* _PROBLEM REQUIREMENTS_:
Check each line below for "this" and report how many have it, nothing else.

* _MATERIAL SUPPLIED_:
============
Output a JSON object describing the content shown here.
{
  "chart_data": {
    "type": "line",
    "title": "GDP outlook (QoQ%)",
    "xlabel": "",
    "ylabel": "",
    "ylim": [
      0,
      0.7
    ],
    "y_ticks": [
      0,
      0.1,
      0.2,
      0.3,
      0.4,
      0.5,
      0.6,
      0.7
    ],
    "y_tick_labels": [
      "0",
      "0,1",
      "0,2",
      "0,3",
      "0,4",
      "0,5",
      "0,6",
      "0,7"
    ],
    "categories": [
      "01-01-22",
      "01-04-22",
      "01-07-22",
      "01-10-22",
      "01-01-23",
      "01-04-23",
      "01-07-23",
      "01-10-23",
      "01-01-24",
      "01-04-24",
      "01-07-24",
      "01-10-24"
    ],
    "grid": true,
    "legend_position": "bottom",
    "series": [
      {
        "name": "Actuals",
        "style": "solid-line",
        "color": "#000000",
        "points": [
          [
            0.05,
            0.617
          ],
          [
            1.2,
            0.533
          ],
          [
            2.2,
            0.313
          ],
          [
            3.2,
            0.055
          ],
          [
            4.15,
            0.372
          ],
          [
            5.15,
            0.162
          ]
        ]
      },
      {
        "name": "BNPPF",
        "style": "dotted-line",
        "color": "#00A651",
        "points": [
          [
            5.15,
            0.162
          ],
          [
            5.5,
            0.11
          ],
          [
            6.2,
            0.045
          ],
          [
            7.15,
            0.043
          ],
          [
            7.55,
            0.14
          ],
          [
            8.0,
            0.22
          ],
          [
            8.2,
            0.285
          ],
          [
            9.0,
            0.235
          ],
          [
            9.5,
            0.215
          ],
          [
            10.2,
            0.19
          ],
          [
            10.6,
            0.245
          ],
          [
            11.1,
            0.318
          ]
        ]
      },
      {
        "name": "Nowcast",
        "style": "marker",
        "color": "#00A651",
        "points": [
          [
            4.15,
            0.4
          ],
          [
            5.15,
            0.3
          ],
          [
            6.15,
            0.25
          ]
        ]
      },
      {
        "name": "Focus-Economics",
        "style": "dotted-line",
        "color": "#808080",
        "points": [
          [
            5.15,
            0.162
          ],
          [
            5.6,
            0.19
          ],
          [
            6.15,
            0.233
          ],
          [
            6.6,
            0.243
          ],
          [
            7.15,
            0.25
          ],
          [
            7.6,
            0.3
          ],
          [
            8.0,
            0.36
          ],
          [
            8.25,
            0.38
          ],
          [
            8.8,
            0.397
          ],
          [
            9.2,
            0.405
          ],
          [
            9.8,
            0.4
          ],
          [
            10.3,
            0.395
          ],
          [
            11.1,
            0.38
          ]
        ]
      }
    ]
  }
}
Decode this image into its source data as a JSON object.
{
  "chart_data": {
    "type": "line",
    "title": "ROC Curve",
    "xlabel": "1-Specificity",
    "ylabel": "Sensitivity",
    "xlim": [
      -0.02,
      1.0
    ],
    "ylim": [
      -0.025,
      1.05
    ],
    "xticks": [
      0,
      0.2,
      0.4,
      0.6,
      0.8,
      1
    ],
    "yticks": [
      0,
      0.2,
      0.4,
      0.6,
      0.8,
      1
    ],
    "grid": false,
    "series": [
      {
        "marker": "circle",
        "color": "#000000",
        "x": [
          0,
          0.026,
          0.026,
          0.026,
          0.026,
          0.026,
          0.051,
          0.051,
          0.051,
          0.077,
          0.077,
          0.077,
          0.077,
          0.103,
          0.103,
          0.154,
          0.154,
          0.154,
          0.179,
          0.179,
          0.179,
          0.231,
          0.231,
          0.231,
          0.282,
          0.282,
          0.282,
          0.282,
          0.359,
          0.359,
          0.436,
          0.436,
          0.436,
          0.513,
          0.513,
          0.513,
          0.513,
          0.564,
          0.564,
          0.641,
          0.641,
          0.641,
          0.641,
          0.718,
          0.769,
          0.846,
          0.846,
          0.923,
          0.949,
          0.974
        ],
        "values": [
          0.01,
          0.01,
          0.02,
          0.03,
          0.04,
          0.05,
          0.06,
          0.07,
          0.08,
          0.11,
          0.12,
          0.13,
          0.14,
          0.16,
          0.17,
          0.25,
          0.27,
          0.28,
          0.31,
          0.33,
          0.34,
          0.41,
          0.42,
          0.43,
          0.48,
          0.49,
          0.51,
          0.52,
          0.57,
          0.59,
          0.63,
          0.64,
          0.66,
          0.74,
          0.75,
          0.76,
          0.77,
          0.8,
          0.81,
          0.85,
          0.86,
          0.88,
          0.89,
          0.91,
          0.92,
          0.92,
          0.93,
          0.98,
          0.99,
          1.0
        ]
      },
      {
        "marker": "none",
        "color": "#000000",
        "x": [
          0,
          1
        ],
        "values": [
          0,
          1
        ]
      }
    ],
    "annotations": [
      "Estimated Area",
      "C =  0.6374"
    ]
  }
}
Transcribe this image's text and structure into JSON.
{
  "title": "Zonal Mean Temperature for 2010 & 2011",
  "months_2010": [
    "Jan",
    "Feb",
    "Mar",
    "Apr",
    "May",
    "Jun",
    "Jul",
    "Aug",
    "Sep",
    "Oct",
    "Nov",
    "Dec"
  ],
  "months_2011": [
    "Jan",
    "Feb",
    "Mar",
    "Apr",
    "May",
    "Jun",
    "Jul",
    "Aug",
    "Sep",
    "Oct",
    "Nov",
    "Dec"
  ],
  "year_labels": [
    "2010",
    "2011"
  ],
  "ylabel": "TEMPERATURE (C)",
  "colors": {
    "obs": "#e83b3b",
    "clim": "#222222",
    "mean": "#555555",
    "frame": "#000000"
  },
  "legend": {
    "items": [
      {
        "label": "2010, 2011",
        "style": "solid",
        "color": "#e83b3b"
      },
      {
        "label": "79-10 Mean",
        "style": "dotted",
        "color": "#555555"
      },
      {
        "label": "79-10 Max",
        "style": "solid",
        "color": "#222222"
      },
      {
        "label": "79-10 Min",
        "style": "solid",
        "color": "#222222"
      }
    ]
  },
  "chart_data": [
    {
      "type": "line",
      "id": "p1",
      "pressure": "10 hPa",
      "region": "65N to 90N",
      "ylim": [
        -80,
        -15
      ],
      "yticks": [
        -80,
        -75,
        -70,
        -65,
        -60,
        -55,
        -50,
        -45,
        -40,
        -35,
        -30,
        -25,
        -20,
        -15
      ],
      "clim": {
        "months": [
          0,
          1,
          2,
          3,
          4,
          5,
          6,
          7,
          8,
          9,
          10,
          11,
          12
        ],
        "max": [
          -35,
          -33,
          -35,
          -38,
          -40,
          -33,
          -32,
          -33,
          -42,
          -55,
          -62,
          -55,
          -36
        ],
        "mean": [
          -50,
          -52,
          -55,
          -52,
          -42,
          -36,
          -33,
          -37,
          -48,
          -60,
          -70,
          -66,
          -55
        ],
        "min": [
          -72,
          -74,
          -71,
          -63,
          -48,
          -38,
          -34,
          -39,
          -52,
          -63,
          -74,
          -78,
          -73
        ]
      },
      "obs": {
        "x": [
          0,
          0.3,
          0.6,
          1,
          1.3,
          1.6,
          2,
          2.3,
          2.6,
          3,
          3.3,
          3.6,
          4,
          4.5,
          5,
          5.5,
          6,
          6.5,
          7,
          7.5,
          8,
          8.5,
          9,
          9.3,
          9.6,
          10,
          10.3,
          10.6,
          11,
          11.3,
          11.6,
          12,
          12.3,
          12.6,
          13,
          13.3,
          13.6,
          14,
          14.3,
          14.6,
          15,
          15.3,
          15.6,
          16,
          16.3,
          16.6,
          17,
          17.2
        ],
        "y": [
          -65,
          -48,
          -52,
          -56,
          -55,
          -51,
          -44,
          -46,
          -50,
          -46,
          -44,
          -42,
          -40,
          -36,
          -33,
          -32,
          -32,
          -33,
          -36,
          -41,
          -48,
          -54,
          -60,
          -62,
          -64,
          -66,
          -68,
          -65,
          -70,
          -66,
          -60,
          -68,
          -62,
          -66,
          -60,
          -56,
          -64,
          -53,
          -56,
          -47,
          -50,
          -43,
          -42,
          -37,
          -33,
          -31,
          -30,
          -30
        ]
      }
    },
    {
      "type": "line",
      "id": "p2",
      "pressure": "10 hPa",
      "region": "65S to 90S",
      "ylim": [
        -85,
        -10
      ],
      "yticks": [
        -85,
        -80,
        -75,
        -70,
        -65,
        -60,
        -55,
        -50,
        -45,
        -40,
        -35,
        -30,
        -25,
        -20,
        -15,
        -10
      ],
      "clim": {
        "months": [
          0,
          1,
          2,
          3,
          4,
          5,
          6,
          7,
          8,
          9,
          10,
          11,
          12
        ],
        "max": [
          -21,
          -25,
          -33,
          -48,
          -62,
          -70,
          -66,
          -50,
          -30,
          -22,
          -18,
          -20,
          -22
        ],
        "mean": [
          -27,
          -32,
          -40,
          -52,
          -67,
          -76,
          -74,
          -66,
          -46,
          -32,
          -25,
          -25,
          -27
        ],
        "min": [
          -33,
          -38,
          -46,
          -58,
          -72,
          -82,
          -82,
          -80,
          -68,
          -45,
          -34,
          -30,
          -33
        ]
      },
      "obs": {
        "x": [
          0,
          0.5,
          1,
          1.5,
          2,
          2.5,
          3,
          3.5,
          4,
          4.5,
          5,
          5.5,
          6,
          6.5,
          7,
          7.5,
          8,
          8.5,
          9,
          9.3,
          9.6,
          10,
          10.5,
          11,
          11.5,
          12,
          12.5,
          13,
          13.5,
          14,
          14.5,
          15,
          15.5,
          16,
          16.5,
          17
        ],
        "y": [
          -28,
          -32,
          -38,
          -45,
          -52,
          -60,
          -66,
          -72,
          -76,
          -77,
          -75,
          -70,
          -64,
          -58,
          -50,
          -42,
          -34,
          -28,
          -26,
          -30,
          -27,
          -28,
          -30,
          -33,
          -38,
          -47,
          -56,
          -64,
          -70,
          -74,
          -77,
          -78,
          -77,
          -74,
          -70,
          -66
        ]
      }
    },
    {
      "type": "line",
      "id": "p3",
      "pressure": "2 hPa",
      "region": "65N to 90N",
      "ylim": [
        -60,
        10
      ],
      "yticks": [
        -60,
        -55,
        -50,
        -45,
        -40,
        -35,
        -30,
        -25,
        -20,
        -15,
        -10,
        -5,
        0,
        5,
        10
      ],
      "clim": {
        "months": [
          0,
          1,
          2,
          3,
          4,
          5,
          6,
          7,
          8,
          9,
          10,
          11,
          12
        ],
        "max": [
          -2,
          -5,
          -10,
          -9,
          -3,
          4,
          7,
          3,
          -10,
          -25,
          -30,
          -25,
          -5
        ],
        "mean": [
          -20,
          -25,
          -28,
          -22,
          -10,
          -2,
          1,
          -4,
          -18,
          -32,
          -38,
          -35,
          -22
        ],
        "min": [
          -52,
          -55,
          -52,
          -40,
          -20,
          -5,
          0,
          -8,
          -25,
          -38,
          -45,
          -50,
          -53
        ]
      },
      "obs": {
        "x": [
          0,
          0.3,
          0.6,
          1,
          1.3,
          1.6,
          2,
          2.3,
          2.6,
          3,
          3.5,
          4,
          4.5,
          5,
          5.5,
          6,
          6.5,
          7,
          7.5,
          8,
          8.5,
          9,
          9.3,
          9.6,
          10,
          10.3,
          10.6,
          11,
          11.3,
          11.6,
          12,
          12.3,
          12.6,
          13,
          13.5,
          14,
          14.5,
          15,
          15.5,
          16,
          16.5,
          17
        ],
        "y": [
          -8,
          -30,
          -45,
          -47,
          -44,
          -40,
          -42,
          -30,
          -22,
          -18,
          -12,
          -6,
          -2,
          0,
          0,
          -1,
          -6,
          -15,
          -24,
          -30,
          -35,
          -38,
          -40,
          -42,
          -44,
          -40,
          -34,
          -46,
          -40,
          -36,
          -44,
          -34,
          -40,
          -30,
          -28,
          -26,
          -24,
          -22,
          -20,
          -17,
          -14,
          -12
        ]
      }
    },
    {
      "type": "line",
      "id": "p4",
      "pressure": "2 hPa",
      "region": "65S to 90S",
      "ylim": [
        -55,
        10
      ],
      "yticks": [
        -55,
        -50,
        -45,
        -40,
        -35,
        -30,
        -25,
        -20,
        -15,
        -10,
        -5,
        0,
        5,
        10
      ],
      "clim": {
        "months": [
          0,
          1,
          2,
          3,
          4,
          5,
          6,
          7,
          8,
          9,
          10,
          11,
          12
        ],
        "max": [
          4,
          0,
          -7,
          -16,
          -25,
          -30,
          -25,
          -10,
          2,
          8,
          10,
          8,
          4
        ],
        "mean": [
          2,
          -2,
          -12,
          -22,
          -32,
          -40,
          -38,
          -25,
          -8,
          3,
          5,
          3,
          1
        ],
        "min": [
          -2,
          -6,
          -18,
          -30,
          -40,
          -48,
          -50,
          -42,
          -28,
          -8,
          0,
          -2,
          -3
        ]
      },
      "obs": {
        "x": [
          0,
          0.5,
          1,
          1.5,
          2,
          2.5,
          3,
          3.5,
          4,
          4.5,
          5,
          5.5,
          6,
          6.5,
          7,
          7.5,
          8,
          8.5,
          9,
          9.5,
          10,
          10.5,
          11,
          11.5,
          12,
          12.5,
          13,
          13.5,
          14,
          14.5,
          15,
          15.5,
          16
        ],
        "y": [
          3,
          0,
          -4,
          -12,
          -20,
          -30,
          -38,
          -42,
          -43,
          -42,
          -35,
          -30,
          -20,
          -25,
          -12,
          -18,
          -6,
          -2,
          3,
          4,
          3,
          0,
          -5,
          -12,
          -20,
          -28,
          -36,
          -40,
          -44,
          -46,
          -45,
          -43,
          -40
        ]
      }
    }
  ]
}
============
* _EXERCISE ANSWER_:
2